(Recorded data)
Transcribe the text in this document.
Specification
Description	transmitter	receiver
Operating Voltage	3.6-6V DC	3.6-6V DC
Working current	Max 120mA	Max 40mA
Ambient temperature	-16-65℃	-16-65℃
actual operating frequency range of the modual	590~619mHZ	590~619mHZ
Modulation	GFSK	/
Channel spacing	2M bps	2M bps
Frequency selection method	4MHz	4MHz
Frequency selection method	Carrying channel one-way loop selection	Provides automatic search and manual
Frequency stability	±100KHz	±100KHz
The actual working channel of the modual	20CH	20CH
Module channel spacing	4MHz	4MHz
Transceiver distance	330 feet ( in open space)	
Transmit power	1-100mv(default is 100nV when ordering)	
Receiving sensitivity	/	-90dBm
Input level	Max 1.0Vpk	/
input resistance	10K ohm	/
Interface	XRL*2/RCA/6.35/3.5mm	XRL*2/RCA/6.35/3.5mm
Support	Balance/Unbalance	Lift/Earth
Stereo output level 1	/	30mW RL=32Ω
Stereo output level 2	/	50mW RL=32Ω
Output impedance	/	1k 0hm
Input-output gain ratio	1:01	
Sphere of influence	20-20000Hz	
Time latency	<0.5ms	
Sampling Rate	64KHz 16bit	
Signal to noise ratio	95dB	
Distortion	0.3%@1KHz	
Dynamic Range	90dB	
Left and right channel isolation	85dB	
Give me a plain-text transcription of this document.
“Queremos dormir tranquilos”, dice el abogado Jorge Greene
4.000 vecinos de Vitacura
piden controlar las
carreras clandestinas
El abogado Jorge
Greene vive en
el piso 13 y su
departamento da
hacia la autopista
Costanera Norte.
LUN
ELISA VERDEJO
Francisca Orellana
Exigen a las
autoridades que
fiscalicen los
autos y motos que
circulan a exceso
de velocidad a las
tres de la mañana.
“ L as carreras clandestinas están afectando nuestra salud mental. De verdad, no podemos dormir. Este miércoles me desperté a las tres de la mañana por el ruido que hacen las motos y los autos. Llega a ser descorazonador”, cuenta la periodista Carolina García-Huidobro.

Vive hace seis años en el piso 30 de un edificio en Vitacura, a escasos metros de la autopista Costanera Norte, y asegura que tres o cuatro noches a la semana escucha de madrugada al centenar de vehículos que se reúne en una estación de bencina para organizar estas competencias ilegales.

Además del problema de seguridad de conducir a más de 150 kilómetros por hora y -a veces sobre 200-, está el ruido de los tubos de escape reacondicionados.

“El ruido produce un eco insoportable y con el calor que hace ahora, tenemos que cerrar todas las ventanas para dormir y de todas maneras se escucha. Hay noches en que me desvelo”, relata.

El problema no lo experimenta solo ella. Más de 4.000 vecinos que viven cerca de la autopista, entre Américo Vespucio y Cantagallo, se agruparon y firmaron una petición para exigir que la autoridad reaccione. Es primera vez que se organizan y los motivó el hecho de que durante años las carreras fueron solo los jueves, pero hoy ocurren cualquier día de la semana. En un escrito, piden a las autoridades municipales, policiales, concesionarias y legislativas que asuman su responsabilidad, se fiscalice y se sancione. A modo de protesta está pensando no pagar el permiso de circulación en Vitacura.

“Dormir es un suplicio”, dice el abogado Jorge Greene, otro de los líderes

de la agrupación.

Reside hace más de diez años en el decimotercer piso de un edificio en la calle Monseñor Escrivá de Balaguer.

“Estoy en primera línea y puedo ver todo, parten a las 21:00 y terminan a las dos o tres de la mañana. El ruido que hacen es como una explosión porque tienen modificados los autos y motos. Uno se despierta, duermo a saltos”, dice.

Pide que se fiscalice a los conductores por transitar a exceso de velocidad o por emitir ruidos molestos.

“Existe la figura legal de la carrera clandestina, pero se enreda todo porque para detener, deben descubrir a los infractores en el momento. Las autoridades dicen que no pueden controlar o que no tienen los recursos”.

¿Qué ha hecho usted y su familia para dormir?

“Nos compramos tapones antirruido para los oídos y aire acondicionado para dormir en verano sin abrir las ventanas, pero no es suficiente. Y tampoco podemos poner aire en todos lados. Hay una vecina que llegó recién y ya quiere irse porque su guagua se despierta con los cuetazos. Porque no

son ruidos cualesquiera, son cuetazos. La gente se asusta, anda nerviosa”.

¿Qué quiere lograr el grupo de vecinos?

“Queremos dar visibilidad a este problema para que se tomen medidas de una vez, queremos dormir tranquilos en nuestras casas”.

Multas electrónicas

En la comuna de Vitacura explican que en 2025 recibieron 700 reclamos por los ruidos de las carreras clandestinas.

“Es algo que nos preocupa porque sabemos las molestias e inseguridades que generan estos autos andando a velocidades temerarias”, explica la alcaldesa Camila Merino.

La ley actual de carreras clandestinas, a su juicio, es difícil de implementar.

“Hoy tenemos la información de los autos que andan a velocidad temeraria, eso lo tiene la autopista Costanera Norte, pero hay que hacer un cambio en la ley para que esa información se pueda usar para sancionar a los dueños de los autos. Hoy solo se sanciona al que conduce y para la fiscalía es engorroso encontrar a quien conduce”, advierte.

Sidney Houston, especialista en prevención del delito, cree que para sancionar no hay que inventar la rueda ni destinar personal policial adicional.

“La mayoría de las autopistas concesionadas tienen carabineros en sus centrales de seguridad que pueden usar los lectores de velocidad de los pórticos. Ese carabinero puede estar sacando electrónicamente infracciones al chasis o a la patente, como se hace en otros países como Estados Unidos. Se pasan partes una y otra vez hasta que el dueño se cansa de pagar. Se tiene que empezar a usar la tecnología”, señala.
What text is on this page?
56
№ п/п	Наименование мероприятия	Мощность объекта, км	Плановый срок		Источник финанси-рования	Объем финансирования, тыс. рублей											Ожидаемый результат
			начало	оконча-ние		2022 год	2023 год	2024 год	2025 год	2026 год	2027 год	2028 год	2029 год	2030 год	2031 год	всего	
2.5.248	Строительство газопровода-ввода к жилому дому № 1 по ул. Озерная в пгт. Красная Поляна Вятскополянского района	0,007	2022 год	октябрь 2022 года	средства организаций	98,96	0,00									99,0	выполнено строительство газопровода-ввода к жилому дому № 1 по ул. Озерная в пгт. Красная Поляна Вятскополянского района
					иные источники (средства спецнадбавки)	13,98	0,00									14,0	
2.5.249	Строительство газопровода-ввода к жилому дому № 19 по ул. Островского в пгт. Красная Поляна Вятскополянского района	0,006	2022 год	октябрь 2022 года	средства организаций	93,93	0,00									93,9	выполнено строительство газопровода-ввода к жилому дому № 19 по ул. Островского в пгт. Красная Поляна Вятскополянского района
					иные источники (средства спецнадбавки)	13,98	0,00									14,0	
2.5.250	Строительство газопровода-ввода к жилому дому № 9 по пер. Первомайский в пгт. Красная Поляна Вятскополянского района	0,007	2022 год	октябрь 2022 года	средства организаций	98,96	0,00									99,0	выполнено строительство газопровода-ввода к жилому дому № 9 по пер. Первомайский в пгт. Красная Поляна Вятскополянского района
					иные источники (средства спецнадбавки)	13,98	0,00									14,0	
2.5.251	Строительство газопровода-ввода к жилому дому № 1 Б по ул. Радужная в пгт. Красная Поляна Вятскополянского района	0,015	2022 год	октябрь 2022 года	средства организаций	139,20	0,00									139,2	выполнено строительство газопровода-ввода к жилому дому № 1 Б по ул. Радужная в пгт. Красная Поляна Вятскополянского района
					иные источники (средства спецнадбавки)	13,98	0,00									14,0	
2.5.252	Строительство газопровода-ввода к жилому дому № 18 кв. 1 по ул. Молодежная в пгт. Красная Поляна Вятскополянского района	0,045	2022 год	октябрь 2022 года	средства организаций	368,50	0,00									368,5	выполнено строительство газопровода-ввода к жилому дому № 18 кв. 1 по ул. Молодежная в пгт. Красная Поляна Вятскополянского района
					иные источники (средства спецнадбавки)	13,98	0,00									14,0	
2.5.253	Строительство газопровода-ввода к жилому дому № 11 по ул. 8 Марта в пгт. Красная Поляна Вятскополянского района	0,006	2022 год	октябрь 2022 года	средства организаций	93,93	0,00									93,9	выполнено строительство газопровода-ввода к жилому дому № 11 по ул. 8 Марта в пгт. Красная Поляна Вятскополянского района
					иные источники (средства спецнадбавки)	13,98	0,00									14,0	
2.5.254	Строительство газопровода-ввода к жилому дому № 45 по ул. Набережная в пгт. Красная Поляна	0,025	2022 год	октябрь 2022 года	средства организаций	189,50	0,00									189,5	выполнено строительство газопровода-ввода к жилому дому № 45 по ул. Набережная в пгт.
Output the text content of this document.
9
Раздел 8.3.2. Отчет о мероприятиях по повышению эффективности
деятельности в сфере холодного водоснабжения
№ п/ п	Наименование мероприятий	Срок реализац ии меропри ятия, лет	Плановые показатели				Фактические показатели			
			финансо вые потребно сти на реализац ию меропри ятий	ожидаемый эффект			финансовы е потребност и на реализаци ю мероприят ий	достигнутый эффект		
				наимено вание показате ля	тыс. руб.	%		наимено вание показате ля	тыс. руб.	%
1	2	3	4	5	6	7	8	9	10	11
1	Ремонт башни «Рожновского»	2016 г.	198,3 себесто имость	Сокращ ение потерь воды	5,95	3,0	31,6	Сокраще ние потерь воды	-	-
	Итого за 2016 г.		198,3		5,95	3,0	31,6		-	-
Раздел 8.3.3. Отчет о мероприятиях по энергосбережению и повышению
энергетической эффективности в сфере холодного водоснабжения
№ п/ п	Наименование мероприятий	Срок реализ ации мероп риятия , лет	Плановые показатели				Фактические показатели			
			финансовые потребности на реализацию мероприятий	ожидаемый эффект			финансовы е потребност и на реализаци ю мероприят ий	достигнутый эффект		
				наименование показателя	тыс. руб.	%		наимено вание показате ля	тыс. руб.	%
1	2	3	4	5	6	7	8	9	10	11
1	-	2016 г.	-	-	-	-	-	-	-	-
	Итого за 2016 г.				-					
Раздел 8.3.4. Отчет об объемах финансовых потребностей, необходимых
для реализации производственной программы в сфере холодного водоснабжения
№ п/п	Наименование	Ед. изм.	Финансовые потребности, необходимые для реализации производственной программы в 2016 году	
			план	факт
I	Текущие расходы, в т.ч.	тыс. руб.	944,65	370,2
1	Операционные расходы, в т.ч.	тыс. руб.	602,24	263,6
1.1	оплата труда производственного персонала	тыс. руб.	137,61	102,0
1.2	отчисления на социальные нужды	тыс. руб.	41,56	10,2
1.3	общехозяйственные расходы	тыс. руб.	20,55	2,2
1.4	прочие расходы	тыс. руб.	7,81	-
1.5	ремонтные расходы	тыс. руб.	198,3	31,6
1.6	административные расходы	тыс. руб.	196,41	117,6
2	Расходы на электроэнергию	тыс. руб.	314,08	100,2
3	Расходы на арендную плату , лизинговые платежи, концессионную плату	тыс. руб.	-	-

The exercise » Give the number of lines in the records above that contain the word "level". Reply with that number alone.

Answer for this exercise » 3